DIRECTIVE
Show all lines that include the string "color"; copy each one.

EXERCISE DATA
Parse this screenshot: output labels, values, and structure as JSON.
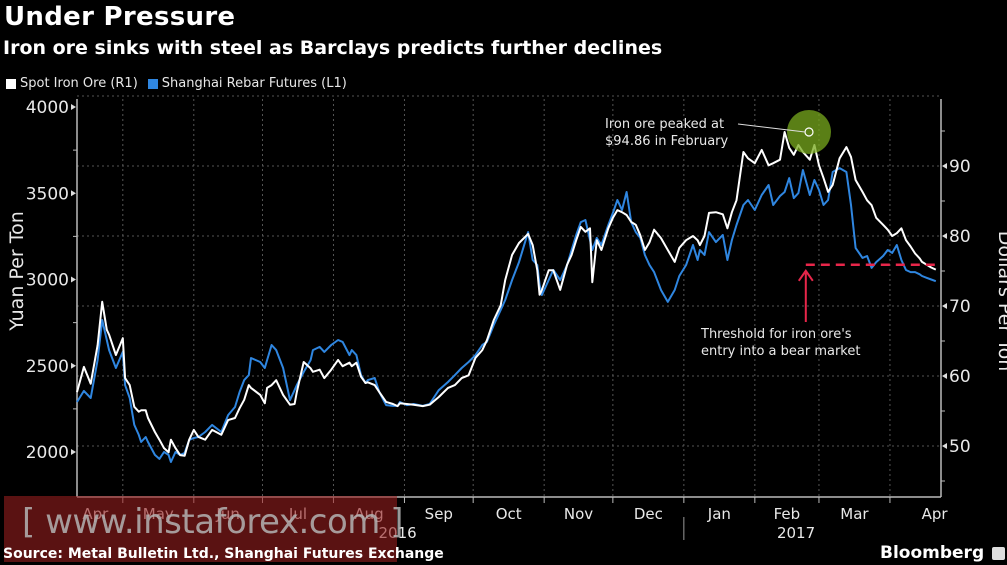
{
  "header": {
    "title": "Under Pressure",
    "subtitle": "Iron ore sinks with steel as Barclays predicts further declines"
  },
  "legend": [
    {
      "label": "Spot Iron Ore  (R1)",
      "color": "#ffffff"
    },
    {
      "label": "Shanghai Rebar Futures (L1)",
      "color": "#2f86e0"
    }
  ],
  "footer": {
    "source": "Source: Metal Bulletin Ltd., Shanghai Futures Exchange",
    "brand": "Bloomberg",
    "watermark": "[ www.instaforex.com ]"
  },
  "chart_data": {
    "type": "line",
    "title": "Under Pressure",
    "subtitle": "Iron ore sinks with steel as Barclays predicts further declines",
    "x_unit": "days since 2016-04-11",
    "x_start_date": "2016-04-11",
    "xlim": [
      0,
      378
    ],
    "x_ticks": [
      {
        "label": "Apr",
        "day": -10,
        "label_day": 8
      },
      {
        "label": "May",
        "day": 20
      },
      {
        "label": "Jun",
        "day": 51
      },
      {
        "label": "Jul",
        "day": 81
      },
      {
        "label": "Aug",
        "day": 112
      },
      {
        "label": "Sep",
        "day": 143
      },
      {
        "label": "Oct",
        "day": 173
      },
      {
        "label": "Nov",
        "day": 204
      },
      {
        "label": "Dec",
        "day": 234
      },
      {
        "label": "Jan",
        "day": 265
      },
      {
        "label": "Feb",
        "day": 296
      },
      {
        "label": "Mar",
        "day": 324
      },
      {
        "label": "Apr",
        "day": 355
      }
    ],
    "year_labels": [
      {
        "label": "2016",
        "day": 140
      },
      {
        "label": "2017",
        "day": 314
      }
    ],
    "year_divider_day": 265,
    "left_axis": {
      "label": "Yuan Per Ton",
      "ticks": [
        2000,
        2500,
        3000,
        3500,
        4000
      ],
      "minor_ticks": [
        2250,
        2750,
        3250,
        3750
      ],
      "range": [
        1739,
        4046
      ]
    },
    "right_axis": {
      "label": "Dollars Per Ton",
      "ticks": [
        50,
        60,
        70,
        80,
        90
      ],
      "minor_ticks": [
        45,
        55,
        65,
        75,
        85,
        95
      ],
      "range": [
        42.7,
        99.6
      ]
    },
    "gridlines": true,
    "legend_position": "top-left",
    "x": [
      0,
      3,
      6,
      9,
      11,
      13,
      14,
      17,
      20,
      21,
      23,
      25,
      27,
      28,
      30,
      31,
      34,
      36,
      38,
      40,
      41,
      43,
      45,
      47,
      49,
      51,
      53,
      56,
      59,
      63,
      66,
      69,
      71,
      73,
      75,
      76,
      80,
      82,
      83,
      85,
      87,
      90,
      93,
      95,
      96,
      99,
      102,
      103,
      106,
      108,
      111,
      114,
      116,
      119,
      120,
      122,
      124,
      126,
      127,
      130,
      132,
      135,
      138,
      140,
      141,
      144,
      147,
      151,
      154,
      158,
      162,
      165,
      168,
      171,
      174,
      177,
      179,
      182,
      185,
      187,
      190,
      193,
      197,
      199,
      201,
      202,
      203,
      206,
      208,
      211,
      214,
      216,
      218,
      220,
      222,
      224,
      225,
      227,
      229,
      232,
      234,
      236,
      238,
      240,
      242,
      244,
      246,
      248,
      250,
      252,
      255,
      258,
      261,
      263,
      266,
      269,
      271,
      272,
      274,
      276,
      279,
      282,
      284,
      286,
      288,
      291,
      293,
      296,
      299,
      302,
      304,
      307,
      309,
      311,
      313,
      315,
      317,
      320,
      322,
      324,
      326,
      328,
      330,
      333,
      336,
      338,
      340,
      343,
      345,
      347,
      349,
      352,
      354,
      356,
      358,
      360,
      362,
      364,
      366,
      368,
      369,
      371,
      373,
      375
    ],
    "series": [
      {
        "name": "Shanghai Rebar Futures (L1)",
        "axis": "left",
        "color": "#2f86e0",
        "values": [
          2290,
          2354,
          2313,
          2533,
          2765,
          2649,
          2591,
          2487,
          2580,
          2388,
          2313,
          2157,
          2099,
          2058,
          2087,
          2058,
          1983,
          1960,
          2000,
          1983,
          1942,
          2000,
          1983,
          1994,
          2070,
          2081,
          2087,
          2116,
          2157,
          2116,
          2214,
          2261,
          2348,
          2417,
          2446,
          2545,
          2522,
          2487,
          2533,
          2620,
          2591,
          2487,
          2301,
          2359,
          2388,
          2464,
          2533,
          2591,
          2609,
          2580,
          2620,
          2649,
          2638,
          2562,
          2591,
          2562,
          2446,
          2400,
          2417,
          2429,
          2348,
          2272,
          2267,
          2267,
          2290,
          2272,
          2278,
          2267,
          2278,
          2359,
          2406,
          2446,
          2487,
          2522,
          2562,
          2620,
          2638,
          2736,
          2823,
          2881,
          2997,
          3101,
          3275,
          3113,
          3084,
          2968,
          2910,
          2997,
          3055,
          2997,
          3084,
          3171,
          3258,
          3333,
          3345,
          3229,
          3171,
          3241,
          3200,
          3316,
          3386,
          3461,
          3403,
          3507,
          3333,
          3275,
          3241,
          3142,
          3084,
          3043,
          2939,
          2870,
          2939,
          3020,
          3084,
          3200,
          3113,
          3171,
          3142,
          3275,
          3217,
          3258,
          3113,
          3229,
          3316,
          3432,
          3461,
          3403,
          3490,
          3548,
          3432,
          3484,
          3507,
          3588,
          3472,
          3501,
          3635,
          3490,
          3577,
          3519,
          3432,
          3461,
          3623,
          3646,
          3623,
          3432,
          3183,
          3125,
          3136,
          3067,
          3101,
          3136,
          3171,
          3154,
          3200,
          3113,
          3055,
          3043,
          3043,
          3030,
          3020,
          3010,
          3000,
          2990
        ]
      },
      {
        "name": "Spot Iron Ore (R1)",
        "axis": "right",
        "color": "#ffffff",
        "values": [
          57.7,
          61.3,
          58.9,
          64.4,
          70.6,
          66.6,
          65.9,
          63.0,
          65.4,
          59.7,
          58.7,
          55.6,
          54.9,
          55.1,
          55.1,
          54.0,
          52.0,
          50.9,
          49.7,
          49.1,
          50.9,
          49.7,
          48.7,
          48.6,
          50.9,
          52.3,
          51.3,
          50.9,
          52.3,
          51.6,
          53.7,
          54.0,
          55.4,
          56.6,
          58.7,
          58.3,
          57.3,
          56.1,
          58.3,
          58.7,
          59.4,
          57.3,
          55.9,
          56.0,
          57.7,
          62.0,
          61.1,
          60.6,
          60.9,
          59.7,
          60.9,
          62.3,
          61.4,
          61.9,
          61.4,
          61.9,
          59.9,
          59.0,
          59.1,
          58.7,
          57.7,
          56.3,
          56.0,
          55.7,
          56.1,
          56.0,
          55.9,
          55.7,
          55.9,
          57.0,
          58.3,
          58.7,
          59.7,
          60.1,
          62.6,
          63.7,
          65.1,
          68.0,
          70.1,
          73.7,
          77.3,
          79.0,
          80.3,
          78.7,
          75.1,
          71.6,
          72.3,
          75.1,
          75.1,
          72.3,
          75.9,
          77.3,
          79.4,
          81.3,
          80.6,
          81.1,
          73.4,
          79.4,
          78.0,
          81.1,
          82.6,
          83.7,
          83.4,
          83.0,
          82.0,
          81.6,
          80.1,
          78.0,
          79.1,
          80.9,
          79.7,
          78.0,
          76.3,
          78.3,
          79.4,
          80.0,
          79.4,
          78.7,
          80.0,
          83.3,
          83.4,
          83.1,
          81.1,
          83.4,
          85.1,
          92.0,
          91.1,
          90.4,
          92.3,
          90.1,
          90.4,
          90.9,
          94.86,
          92.6,
          91.6,
          93.0,
          92.0,
          90.9,
          93.0,
          90.1,
          88.3,
          86.3,
          87.3,
          91.1,
          92.7,
          91.3,
          88.0,
          86.3,
          85.1,
          84.4,
          82.6,
          81.6,
          80.9,
          80.0,
          80.4,
          81.1,
          79.4,
          78.5,
          77.5,
          76.8,
          76.3,
          75.9,
          75.5,
          75.2
        ]
      }
    ],
    "annotations": [
      {
        "text_lines": [
          "Iron ore peaked at",
          "$94.86 in February"
        ],
        "type": "peak-marker",
        "day": 320,
        "value": 94.86,
        "axis": "right",
        "color": "#7fae1c"
      },
      {
        "text_lines": [
          "Threshold for iron ore's",
          "entry into a bear market"
        ],
        "type": "threshold-line",
        "value": 75.89,
        "axis": "right",
        "from_day": 320,
        "color": "#e8264a"
      }
    ]
  }
}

SOLUTION FOR THIS EXERCISE
      "color": "#ffffff"
      "color": "#2f86e0"
        "color": "#2f86e0",
        "color": "#ffffff",
        "color": "#7fae1c"
        "color": "#e8264a"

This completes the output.